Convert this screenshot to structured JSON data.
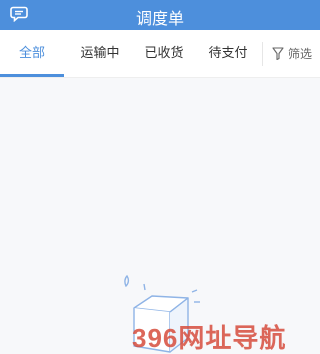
{
  "header": {
    "title": "调度单",
    "left_icon": "message-icon",
    "background_color": "#4d8fdc"
  },
  "tabs": [
    {
      "label": "全部",
      "active": true
    },
    {
      "label": "运输中",
      "active": false
    },
    {
      "label": "已收货",
      "active": false
    },
    {
      "label": "待支付",
      "active": false
    }
  ],
  "filter": {
    "label": "筛选",
    "icon": "filter-icon"
  },
  "empty_state": {
    "icon": "empty-box-icon"
  },
  "watermark": {
    "text": "396网址导航"
  },
  "colors": {
    "accent": "#4d8fdc",
    "background": "#f7f8fa"
  }
}
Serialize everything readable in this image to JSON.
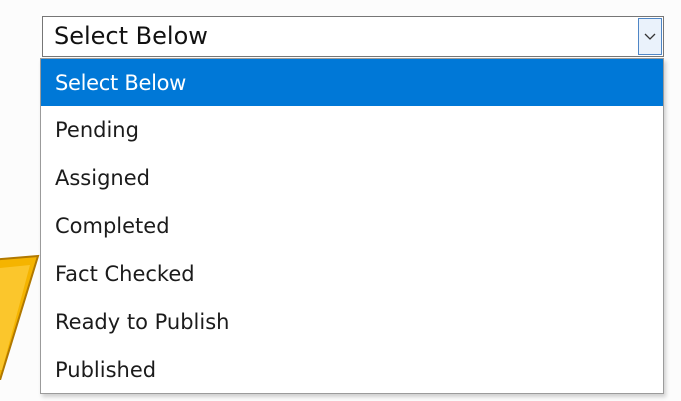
{
  "select": {
    "value": "Select Below",
    "toggle_icon": "chevron-down-icon"
  },
  "dropdown": {
    "options": [
      {
        "label": "Select Below",
        "selected": true
      },
      {
        "label": "Pending",
        "selected": false
      },
      {
        "label": "Assigned",
        "selected": false
      },
      {
        "label": "Completed",
        "selected": false
      },
      {
        "label": "Fact Checked",
        "selected": false
      },
      {
        "label": "Ready to Publish",
        "selected": false
      },
      {
        "label": "Published",
        "selected": false
      }
    ]
  },
  "colors": {
    "highlight": "#0078d7",
    "arrow": "#f5b400",
    "arrow_outline": "#b07800"
  }
}
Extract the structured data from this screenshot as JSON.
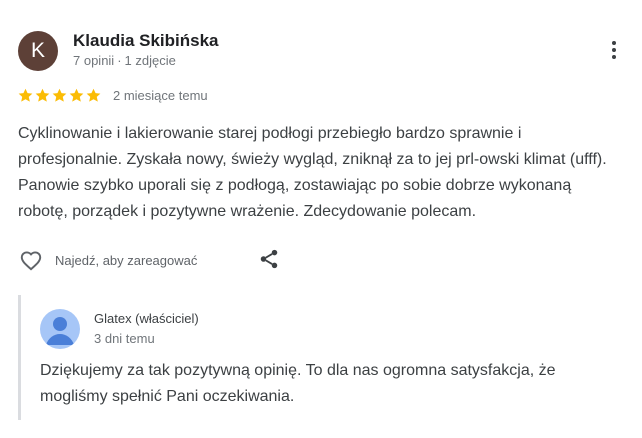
{
  "review": {
    "author": {
      "initial": "K",
      "name": "Klaudia Skibińska",
      "reviews_count": "7 opinii",
      "separator": "·",
      "photos_count": "1 zdjęcie",
      "avatar_color": "#5d4037"
    },
    "rating": {
      "value": 5,
      "max": 5,
      "star_color": "#fbbc04"
    },
    "date": "2 miesiące temu",
    "text": "Cyklinowanie i lakierowanie starej podłogi przebiegło bardzo sprawnie i profesjonalnie. Zyskała nowy, świeży wygląd, zniknął za to jej prl-owski klimat (ufff). Panowie szybko uporali się z podłogą, zostawiając po sobie dobrze wykonaną robotę, porządek i pozytywne wrażenie. Zdecydowanie polecam.",
    "more_icon": "more-vert-icon"
  },
  "actions": {
    "like_icon": "heart-outline-icon",
    "like_label": "Najedź, aby zareagować",
    "share_icon": "share-icon"
  },
  "owner_reply": {
    "name": "Glatex (właściciel)",
    "date": "3 dni temu",
    "text": "Dziękujemy za tak pozytywną opinię. To dla nas ogromna satysfakcja, że mogliśmy spełnić Pani oczekiwania.",
    "avatar_icon": "default-profile-icon",
    "avatar_color": "#a6c6f7"
  }
}
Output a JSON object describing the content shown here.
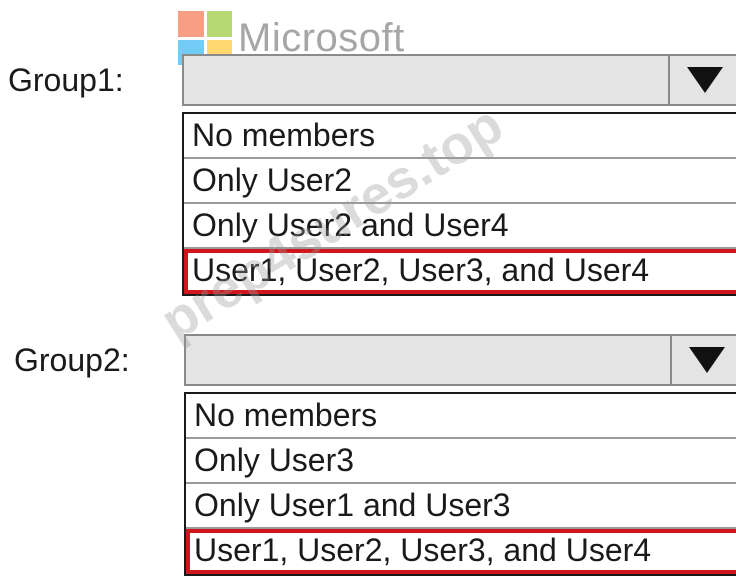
{
  "logo": {
    "name": "Microsoft"
  },
  "watermark": "prep4sures.top",
  "groups": [
    {
      "label": "Group1:",
      "options": [
        "No members",
        "Only User2",
        "Only User2 and User4",
        "User1, User2, User3, and User4"
      ],
      "selected_index": 3
    },
    {
      "label": "Group2:",
      "options": [
        "No members",
        "Only User3",
        "Only User1 and User3",
        "User1, User2, User3, and User4"
      ],
      "selected_index": 3
    }
  ],
  "colors": {
    "highlight": "#d0161c",
    "dropdown_bg": "#e4e4e4"
  }
}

### Your instructions
Copy the whole listing above word for word but do not carry over the pictures.

### Task solution
Convert this screenshot to structured JSON data.
{
  "header": {
    "title": "调度单",
    "left_icon": "message-icon",
    "background_color": "#4d8fdc"
  },
  "tabs": [
    {
      "label": "全部",
      "active": true
    },
    {
      "label": "运输中",
      "active": false
    },
    {
      "label": "已收货",
      "active": false
    },
    {
      "label": "待支付",
      "active": false
    }
  ],
  "filter": {
    "label": "筛选",
    "icon": "filter-icon"
  },
  "empty_state": {
    "icon": "empty-box-icon"
  },
  "watermark": {
    "text": "396网址导航"
  },
  "colors": {
    "accent": "#4d8fdc",
    "background": "#f7f8fa"
  }
}
Serialize everything readable in this image to JSON.
{
  "select": {
    "value": "Select Below",
    "toggle_icon": "chevron-down-icon"
  },
  "dropdown": {
    "options": [
      {
        "label": "Select Below",
        "selected": true
      },
      {
        "label": "Pending",
        "selected": false
      },
      {
        "label": "Assigned",
        "selected": false
      },
      {
        "label": "Completed",
        "selected": false
      },
      {
        "label": "Fact Checked",
        "selected": false
      },
      {
        "label": "Ready to Publish",
        "selected": false
      },
      {
        "label": "Published",
        "selected": false
      }
    ]
  },
  "colors": {
    "highlight": "#0078d7",
    "arrow": "#f5b400",
    "arrow_outline": "#b07800"
  }
}
Extract the structured data from this screenshot as JSON.
{
  "review": {
    "author": {
      "initial": "K",
      "name": "Klaudia Skibińska",
      "reviews_count": "7 opinii",
      "separator": "·",
      "photos_count": "1 zdjęcie",
      "avatar_color": "#5d4037"
    },
    "rating": {
      "value": 5,
      "max": 5,
      "star_color": "#fbbc04"
    },
    "date": "2 miesiące temu",
    "text": "Cyklinowanie i lakierowanie starej podłogi przebiegło bardzo sprawnie i profesjonalnie. Zyskała nowy, świeży wygląd, zniknął za to jej prl-owski klimat (ufff). Panowie szybko uporali się z podłogą, zostawiając po sobie dobrze wykonaną robotę, porządek i pozytywne wrażenie. Zdecydowanie polecam.",
    "more_icon": "more-vert-icon"
  },
  "actions": {
    "like_icon": "heart-outline-icon",
    "like_label": "Najedź, aby zareagować",
    "share_icon": "share-icon"
  },
  "owner_reply": {
    "name": "Glatex (właściciel)",
    "date": "3 dni temu",
    "text": "Dziękujemy za tak pozytywną opinię. To dla nas ogromna satysfakcja, że mogliśmy spełnić Pani oczekiwania.",
    "avatar_icon": "default-profile-icon",
    "avatar_color": "#a6c6f7"
  }
}
Output a JSON object describing the content shown here.
{
  "logo": {
    "name": "Microsoft"
  },
  "watermark": "prep4sures.top",
  "groups": [
    {
      "label": "Group1:",
      "options": [
        "No members",
        "Only User2",
        "Only User2 and User4",
        "User1, User2, User3, and User4"
      ],
      "selected_index": 3
    },
    {
      "label": "Group2:",
      "options": [
        "No members",
        "Only User3",
        "Only User1 and User3",
        "User1, User2, User3, and User4"
      ],
      "selected_index": 3
    }
  ],
  "colors": {
    "highlight": "#d0161c",
    "dropdown_bg": "#e4e4e4"
  }
}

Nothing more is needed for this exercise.